*Problem statement*. Can you write out all of the material below, word for word?
== Material supplied
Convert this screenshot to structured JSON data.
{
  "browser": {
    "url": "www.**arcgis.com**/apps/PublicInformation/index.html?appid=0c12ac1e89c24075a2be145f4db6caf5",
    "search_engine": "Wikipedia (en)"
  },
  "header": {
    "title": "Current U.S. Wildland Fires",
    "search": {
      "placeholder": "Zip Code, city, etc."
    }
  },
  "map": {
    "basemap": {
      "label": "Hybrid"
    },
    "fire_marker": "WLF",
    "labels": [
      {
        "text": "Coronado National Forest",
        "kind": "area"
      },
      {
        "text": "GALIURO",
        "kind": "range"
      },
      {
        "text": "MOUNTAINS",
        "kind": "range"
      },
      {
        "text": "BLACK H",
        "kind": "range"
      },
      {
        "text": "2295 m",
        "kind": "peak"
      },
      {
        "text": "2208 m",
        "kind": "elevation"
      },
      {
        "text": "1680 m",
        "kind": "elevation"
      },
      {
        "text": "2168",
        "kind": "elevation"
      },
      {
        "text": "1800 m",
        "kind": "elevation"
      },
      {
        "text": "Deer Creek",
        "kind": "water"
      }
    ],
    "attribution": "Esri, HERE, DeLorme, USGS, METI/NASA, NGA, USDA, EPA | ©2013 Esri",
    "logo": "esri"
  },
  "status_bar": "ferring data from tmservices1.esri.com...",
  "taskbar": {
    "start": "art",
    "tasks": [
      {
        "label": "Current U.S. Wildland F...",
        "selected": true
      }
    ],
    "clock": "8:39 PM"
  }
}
====
*Output of the exercise*.
Convert this screenshot to structured JSON data.
{
  "browser": {
    "url": "www.**arcgis.com**/apps/PublicInformation/index.html?appid=0c12ac1e89c24075a2be145f4db6caf5",
    "search_engine": "Wikipedia (en)"
  },
  "header": {
    "title": "Current U.S. Wildland Fires",
    "search": {
      "placeholder": "Zip Code, city, etc."
    }
  },
  "map": {
    "basemap": {
      "label": "Hybrid"
    },
    "fire_marker": "WLF",
    "labels": [
      {
        "text": "Coronado National Forest",
        "kind": "area"
      },
      {
        "text": "GALIURO",
        "kind": "range"
      },
      {
        "text": "MOUNTAINS",
        "kind": "range"
      },
      {
        "text": "BLACK H",
        "kind": "range"
      },
      {
        "text": "2295 m",
        "kind": "peak"
      },
      {
        "text": "2208 m",
        "kind": "elevation"
      },
      {
        "text": "1680 m",
        "kind": "elevation"
      },
      {
        "text": "2168",
        "kind": "elevation"
      },
      {
        "text": "1800 m",
        "kind": "elevation"
      },
      {
        "text": "Deer Creek",
        "kind": "water"
      }
    ],
    "attribution": "Esri, HERE, DeLorme, USGS, METI/NASA, NGA, USDA, EPA | ©2013 Esri",
    "logo": "esri"
  },
  "status_bar": "ferring data from tmservices1.esri.com...",
  "taskbar": {
    "start": "art",
    "tasks": [
      {
        "label": "Current U.S. Wildland F...",
        "selected": true
      }
    ],
    "clock": "8:39 PM"
  }
}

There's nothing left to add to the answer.